Work to complete: Pick out all lines of the entries that include the word "this" and copy them.

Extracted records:

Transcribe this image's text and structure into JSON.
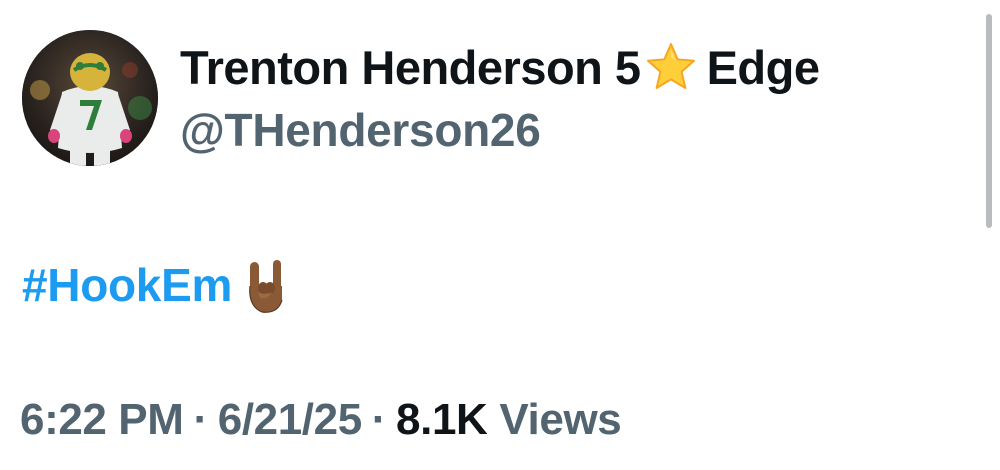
{
  "author": {
    "display_name": "Trenton Henderson 5",
    "badge_icon": "star-icon",
    "display_name_suffix": "Edge",
    "handle": "@THenderson26",
    "avatar_icon": "football-player-avatar"
  },
  "tweet": {
    "hashtag": "#HookEm",
    "emoji_icon": "horns-hand-icon"
  },
  "meta": {
    "time": "6:22 PM",
    "separator": "·",
    "date": "6/21/25",
    "views_count": "8.1K",
    "views_label": "Views"
  },
  "colors": {
    "text_primary": "#0f1419",
    "text_secondary": "#536471",
    "link": "#1d9bf0",
    "background": "#ffffff"
  }
}
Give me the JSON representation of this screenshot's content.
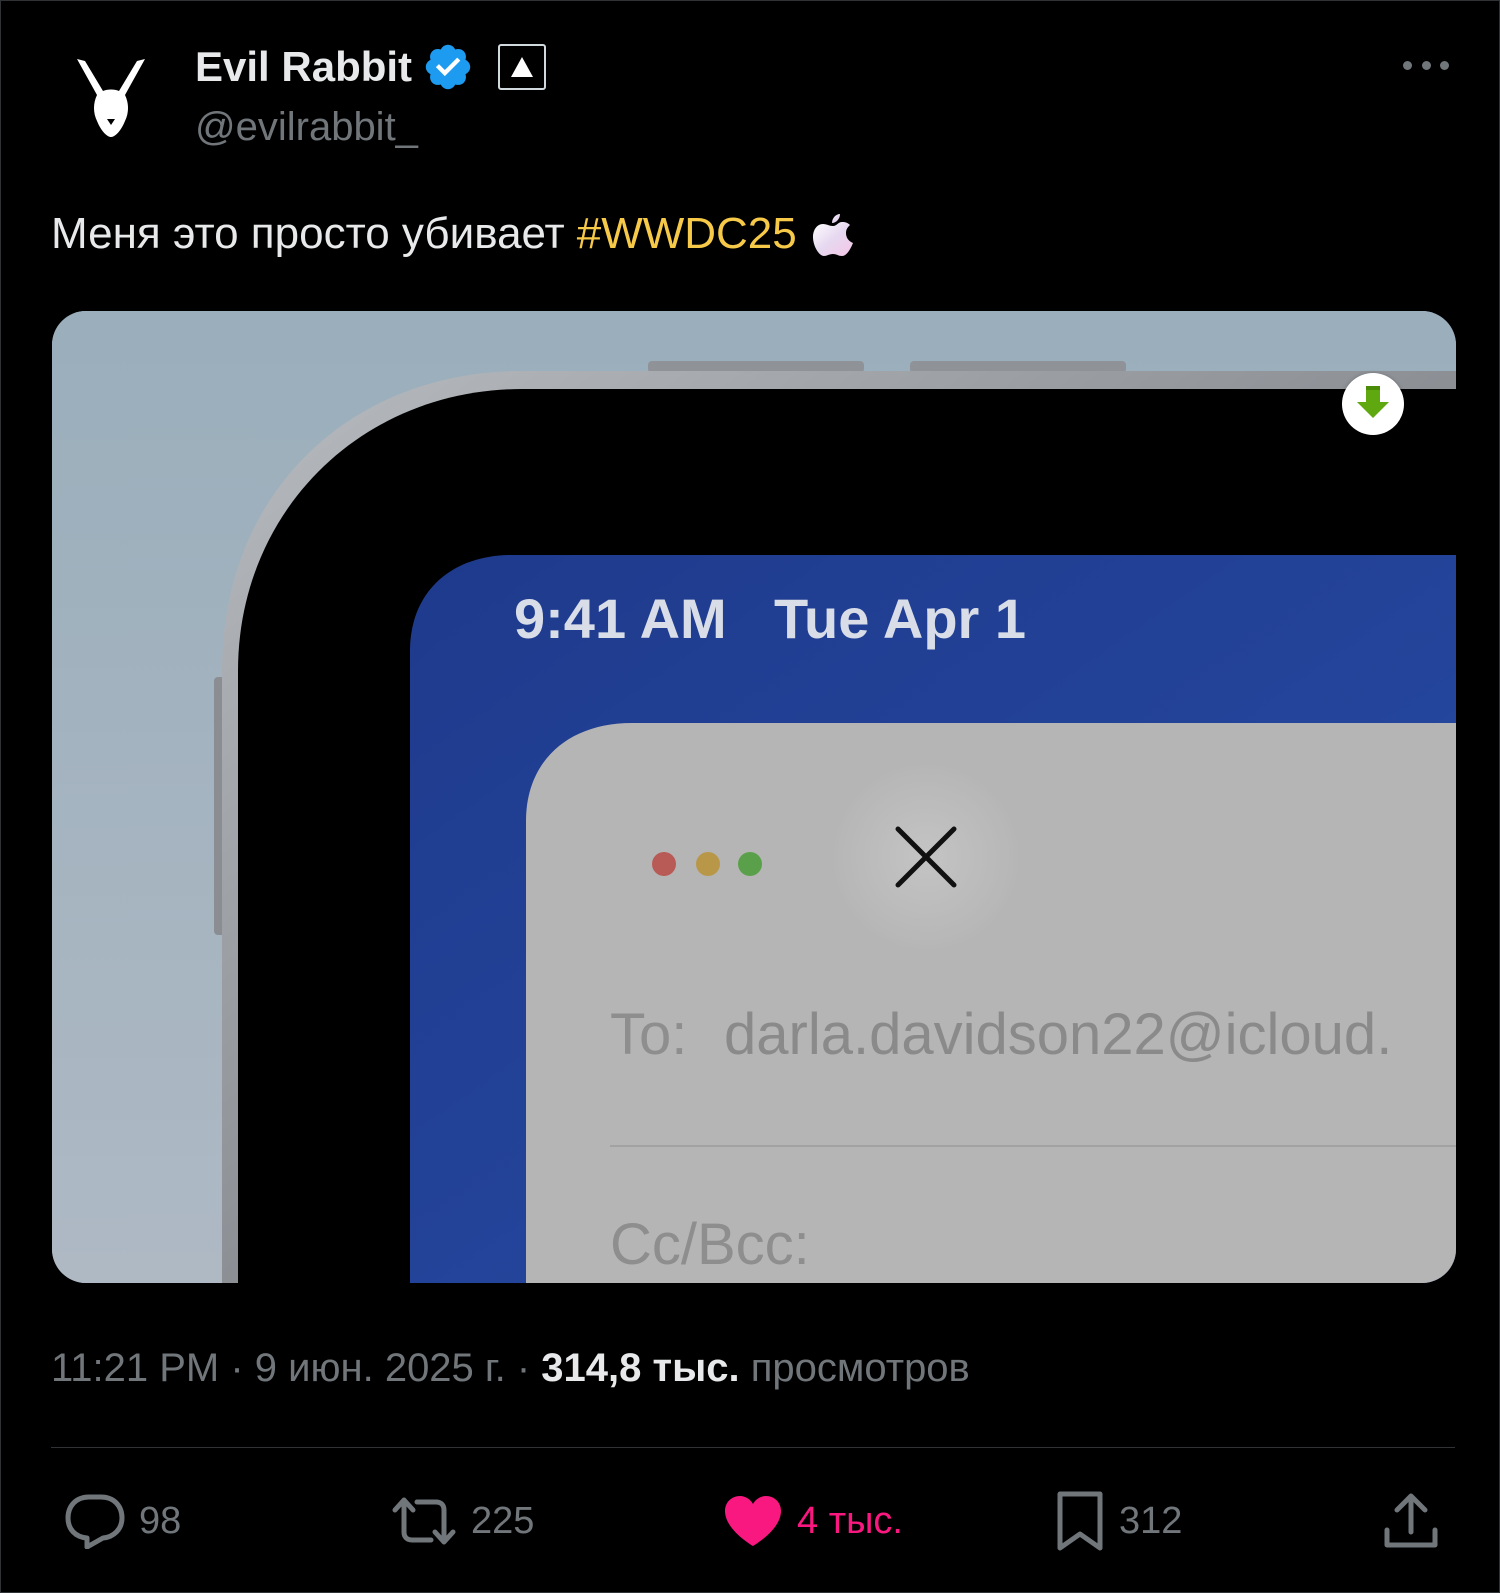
{
  "author": {
    "display_name": "Evil Rabbit",
    "handle": "@evilrabbit_",
    "verified": true,
    "affiliate_badge_icon": "triangle-logo-icon",
    "avatar_icon": "rabbit-logo-icon"
  },
  "tweet": {
    "text": "Меня это просто убивает",
    "hashtag": "#WWDC25",
    "emoji_icon": "apple-logo-icon"
  },
  "media": {
    "status_time": "9:41 AM",
    "status_date": "Tue Apr 1",
    "mail_to_label": "To:",
    "mail_to_value": "darla.davidson22@icloud.",
    "mail_cc_label": "Cc/Bcc:",
    "download_icon": "download-arrow-icon"
  },
  "meta": {
    "time": "11:21 PM",
    "sep1": " · ",
    "date": "9 июн. 2025 г.",
    "sep2": " · ",
    "views_count": "314,8 тыс.",
    "views_label": " просмотров"
  },
  "actions": {
    "replies": "98",
    "reposts": "225",
    "likes": "4 тыс.",
    "bookmarks": "312"
  },
  "colors": {
    "background": "#000000",
    "hashtag": "#f7c948",
    "like": "#f91880",
    "verified": "#1d9bf0",
    "muted": "#71767b"
  }
}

Correct result:
Transcribe this image's text and structure into JSON.
Give me the JSON representation of this screenshot's content.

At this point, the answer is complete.